> [PROBLEM TO WORK ON]
Go over the entries and report the lines where the word "chromosome" occurs.

· · · · ·

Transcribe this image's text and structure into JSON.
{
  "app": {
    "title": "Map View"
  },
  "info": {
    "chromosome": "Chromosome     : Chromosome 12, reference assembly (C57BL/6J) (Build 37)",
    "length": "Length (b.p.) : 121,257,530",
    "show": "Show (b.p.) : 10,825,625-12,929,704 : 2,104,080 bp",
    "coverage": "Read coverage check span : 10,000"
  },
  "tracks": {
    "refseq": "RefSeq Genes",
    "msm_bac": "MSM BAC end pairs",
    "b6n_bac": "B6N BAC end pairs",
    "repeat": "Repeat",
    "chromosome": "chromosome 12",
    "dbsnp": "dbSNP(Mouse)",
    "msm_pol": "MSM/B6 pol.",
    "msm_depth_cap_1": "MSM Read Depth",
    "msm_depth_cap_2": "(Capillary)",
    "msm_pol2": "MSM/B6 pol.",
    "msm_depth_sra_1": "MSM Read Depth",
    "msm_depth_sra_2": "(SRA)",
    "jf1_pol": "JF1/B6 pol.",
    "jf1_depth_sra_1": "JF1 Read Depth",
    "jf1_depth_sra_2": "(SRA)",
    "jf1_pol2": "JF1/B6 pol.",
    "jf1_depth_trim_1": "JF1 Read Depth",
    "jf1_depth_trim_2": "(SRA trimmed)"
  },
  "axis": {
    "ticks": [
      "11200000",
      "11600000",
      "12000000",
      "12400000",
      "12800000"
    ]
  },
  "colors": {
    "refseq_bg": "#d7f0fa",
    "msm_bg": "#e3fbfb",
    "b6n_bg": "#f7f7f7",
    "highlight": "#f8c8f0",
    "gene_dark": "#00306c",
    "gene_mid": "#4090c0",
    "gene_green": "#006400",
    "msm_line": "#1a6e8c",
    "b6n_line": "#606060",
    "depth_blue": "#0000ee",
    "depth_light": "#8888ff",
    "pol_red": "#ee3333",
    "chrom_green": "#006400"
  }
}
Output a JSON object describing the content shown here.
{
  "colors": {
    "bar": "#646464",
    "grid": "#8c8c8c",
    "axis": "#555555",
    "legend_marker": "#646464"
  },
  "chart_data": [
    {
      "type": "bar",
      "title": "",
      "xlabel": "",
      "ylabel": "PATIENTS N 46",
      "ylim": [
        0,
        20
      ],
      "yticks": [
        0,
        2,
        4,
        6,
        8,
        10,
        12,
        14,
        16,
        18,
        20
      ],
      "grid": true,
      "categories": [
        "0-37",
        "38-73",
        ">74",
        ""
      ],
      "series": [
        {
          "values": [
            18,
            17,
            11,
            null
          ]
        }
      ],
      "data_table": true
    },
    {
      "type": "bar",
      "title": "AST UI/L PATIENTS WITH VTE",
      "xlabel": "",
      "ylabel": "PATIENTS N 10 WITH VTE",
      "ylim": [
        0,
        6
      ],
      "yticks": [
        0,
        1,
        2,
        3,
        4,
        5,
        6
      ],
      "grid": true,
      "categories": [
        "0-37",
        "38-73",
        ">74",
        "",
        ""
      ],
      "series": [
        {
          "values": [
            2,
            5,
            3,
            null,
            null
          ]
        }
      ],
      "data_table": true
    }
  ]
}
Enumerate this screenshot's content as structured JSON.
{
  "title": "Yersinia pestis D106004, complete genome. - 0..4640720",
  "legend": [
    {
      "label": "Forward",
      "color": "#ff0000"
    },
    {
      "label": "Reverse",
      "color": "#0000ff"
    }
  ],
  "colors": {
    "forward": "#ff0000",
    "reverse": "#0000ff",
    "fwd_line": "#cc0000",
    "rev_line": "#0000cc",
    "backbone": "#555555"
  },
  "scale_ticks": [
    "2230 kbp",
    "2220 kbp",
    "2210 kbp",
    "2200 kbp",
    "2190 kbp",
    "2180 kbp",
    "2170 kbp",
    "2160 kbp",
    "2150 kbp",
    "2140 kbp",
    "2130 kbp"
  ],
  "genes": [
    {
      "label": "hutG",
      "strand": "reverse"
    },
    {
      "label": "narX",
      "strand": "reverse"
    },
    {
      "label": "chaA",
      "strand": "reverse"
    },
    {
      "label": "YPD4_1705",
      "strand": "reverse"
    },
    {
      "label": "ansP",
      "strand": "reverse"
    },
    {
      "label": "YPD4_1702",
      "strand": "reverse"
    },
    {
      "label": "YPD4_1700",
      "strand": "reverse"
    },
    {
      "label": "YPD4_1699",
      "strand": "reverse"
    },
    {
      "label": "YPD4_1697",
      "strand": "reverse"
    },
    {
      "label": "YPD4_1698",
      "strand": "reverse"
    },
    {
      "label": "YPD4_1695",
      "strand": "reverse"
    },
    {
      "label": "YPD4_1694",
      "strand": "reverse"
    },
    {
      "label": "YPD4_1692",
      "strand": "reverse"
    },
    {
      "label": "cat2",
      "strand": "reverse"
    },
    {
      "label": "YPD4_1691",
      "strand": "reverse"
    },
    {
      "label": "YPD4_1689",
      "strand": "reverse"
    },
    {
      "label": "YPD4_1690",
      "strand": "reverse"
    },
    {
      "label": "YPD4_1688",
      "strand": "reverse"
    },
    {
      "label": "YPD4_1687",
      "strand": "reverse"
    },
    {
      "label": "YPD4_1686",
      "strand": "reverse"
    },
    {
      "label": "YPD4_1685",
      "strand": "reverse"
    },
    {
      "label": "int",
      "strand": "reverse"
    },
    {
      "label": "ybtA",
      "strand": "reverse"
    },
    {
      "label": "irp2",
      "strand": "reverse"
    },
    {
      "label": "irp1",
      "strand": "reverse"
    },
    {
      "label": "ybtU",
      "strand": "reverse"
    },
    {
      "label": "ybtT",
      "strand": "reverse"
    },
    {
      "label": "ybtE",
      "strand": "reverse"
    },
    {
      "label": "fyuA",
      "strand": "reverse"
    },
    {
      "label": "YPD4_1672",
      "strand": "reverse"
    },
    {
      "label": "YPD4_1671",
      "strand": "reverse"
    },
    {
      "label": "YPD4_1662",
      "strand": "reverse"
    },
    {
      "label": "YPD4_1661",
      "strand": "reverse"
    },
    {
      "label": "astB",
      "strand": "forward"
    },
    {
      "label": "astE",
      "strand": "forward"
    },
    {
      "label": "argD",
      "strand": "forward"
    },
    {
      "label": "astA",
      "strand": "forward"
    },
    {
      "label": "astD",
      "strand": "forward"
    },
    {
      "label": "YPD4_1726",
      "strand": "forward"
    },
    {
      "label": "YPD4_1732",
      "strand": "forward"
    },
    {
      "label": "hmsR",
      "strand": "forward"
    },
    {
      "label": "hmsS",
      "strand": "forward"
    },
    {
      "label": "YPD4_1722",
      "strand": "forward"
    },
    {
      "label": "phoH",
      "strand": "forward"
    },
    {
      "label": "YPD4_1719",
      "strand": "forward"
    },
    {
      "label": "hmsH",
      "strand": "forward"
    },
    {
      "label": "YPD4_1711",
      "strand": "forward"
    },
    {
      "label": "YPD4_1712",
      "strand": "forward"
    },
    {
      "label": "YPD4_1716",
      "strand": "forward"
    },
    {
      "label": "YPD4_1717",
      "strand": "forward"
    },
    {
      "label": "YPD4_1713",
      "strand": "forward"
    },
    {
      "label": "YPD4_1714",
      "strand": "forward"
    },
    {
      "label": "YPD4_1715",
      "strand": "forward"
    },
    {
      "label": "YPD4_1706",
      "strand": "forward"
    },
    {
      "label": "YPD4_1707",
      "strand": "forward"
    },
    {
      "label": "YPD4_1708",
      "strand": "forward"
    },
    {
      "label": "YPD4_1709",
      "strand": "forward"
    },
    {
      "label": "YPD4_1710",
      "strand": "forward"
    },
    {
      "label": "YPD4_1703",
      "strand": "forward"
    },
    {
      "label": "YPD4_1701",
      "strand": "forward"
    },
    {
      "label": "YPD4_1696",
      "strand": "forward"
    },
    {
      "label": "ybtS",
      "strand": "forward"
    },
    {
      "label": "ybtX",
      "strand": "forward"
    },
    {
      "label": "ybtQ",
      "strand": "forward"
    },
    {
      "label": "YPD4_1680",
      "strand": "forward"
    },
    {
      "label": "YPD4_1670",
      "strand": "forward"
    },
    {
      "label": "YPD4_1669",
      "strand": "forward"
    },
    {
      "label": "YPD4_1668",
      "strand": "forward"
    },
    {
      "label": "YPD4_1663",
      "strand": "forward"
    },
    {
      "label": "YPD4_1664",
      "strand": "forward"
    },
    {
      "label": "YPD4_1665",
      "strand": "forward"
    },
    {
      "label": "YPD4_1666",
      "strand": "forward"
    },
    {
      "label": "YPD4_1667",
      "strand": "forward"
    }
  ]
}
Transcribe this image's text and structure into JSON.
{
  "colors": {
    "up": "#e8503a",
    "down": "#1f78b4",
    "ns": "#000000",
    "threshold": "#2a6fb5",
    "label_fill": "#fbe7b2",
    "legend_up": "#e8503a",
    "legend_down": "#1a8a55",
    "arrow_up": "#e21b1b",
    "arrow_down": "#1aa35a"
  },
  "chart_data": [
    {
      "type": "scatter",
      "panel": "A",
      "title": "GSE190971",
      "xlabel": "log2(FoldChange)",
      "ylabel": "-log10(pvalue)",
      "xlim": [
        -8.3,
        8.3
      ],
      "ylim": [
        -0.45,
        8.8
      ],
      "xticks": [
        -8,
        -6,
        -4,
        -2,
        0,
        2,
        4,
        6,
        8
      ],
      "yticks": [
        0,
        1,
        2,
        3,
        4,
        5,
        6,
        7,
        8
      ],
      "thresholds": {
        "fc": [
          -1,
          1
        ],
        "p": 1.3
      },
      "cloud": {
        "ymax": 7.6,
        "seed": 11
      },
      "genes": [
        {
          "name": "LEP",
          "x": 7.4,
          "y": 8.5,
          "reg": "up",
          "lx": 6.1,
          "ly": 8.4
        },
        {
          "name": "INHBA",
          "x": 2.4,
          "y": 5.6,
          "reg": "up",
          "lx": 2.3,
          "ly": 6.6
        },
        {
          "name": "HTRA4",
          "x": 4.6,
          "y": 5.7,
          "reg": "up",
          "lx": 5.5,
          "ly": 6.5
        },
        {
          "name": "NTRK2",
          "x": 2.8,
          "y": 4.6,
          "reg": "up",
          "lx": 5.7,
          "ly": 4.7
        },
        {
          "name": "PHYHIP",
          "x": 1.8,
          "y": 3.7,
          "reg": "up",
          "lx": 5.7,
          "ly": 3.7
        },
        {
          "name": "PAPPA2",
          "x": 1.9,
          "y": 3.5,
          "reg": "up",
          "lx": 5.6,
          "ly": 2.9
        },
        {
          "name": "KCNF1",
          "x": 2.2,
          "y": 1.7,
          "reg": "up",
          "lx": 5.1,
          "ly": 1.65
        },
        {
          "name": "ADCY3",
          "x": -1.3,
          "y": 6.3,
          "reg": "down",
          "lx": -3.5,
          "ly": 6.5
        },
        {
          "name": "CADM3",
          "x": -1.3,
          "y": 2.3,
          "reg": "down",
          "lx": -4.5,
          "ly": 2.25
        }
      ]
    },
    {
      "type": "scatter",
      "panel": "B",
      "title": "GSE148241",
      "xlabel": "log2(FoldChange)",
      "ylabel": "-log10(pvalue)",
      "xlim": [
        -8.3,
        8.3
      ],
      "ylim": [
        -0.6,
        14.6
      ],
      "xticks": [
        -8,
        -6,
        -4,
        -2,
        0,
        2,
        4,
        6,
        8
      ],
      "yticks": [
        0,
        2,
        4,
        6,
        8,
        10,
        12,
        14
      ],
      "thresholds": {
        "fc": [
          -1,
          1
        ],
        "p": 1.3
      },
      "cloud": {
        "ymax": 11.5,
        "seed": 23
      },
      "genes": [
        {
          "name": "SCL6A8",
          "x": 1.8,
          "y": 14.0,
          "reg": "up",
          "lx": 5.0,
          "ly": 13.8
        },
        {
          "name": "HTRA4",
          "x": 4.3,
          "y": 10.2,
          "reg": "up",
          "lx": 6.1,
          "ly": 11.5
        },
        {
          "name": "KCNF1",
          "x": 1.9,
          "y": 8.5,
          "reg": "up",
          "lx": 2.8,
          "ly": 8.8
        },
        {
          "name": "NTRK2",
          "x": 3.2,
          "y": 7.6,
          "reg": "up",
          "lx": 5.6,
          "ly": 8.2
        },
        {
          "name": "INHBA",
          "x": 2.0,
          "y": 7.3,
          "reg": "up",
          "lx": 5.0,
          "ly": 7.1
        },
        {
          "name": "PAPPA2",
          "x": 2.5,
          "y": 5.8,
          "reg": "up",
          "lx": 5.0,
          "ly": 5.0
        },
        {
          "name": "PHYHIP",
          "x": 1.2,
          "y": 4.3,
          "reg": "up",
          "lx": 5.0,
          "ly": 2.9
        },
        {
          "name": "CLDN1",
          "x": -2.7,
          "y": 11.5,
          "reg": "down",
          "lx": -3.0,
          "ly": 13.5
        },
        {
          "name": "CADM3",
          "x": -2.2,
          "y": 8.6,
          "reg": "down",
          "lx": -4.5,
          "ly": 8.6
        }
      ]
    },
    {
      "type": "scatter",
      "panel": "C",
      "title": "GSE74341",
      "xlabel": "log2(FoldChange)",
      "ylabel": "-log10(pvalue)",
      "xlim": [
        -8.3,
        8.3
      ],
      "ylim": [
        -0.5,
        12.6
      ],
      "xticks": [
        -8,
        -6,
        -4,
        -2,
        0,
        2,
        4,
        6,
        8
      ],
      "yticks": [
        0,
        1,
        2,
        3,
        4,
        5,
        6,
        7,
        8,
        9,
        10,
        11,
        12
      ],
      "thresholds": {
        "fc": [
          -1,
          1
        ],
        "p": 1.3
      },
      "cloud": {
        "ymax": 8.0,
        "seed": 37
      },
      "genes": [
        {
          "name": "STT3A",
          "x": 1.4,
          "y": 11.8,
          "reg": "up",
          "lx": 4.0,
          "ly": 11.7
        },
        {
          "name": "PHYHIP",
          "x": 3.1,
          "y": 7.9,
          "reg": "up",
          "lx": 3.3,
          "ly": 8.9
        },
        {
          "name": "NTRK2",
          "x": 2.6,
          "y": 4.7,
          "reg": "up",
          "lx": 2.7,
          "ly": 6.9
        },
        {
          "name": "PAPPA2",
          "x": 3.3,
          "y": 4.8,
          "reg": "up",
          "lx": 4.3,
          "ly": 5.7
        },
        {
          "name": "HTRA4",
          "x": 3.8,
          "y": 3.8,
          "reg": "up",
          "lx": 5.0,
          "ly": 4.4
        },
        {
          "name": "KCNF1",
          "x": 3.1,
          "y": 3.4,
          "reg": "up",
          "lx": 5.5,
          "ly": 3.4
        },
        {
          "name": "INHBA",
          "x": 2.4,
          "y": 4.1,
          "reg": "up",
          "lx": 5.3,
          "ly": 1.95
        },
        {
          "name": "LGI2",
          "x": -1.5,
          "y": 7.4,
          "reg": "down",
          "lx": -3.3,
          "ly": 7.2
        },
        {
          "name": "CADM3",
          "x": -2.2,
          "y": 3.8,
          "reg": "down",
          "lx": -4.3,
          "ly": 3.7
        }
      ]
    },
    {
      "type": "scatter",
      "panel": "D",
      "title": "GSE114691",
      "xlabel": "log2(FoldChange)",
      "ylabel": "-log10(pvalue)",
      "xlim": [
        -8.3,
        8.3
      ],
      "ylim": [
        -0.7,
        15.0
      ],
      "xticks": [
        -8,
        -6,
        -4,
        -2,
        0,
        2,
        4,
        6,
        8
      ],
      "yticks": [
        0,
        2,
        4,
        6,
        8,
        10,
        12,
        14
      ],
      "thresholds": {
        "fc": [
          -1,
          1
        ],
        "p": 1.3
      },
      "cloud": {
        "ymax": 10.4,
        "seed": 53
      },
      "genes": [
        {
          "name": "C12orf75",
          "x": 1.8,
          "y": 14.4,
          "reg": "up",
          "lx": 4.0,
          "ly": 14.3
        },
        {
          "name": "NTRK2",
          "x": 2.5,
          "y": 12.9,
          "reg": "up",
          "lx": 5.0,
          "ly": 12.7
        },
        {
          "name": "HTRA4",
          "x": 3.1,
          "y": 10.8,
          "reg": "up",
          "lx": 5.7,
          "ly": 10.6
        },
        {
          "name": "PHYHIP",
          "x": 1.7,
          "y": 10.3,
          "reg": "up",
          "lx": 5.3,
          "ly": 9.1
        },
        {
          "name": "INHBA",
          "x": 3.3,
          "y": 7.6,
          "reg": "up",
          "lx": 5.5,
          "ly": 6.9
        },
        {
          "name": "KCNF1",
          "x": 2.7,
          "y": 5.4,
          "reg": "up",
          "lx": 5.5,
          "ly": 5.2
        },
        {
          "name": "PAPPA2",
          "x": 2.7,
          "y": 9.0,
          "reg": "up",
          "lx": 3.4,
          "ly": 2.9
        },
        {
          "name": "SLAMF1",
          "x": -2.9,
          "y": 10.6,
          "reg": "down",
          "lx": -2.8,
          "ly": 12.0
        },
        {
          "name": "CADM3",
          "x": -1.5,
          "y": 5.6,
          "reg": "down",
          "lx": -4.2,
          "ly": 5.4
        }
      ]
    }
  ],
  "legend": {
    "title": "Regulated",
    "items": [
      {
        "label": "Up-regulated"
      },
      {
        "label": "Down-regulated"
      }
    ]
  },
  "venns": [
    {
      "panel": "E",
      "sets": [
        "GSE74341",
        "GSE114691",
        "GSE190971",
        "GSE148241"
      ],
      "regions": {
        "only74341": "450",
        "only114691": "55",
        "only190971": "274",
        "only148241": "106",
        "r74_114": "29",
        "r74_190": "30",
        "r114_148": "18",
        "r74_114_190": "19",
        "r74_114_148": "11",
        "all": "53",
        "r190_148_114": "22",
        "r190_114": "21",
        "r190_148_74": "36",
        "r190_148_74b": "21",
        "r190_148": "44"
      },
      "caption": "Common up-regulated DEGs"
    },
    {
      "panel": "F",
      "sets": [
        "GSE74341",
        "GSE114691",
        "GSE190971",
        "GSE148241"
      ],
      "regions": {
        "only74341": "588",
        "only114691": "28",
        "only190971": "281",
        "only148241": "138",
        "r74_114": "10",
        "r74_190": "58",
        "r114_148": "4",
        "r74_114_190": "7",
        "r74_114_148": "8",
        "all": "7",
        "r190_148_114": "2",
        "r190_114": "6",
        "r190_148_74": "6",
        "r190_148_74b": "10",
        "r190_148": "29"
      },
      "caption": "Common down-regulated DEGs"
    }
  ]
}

· · · · ·

> [EXPECTED OUTPUT]
    "chromosome": "Chromosome     : Chromosome 12, reference assembly (C57BL/6J) (Build 37)",
    "chromosome": "chromosome 12",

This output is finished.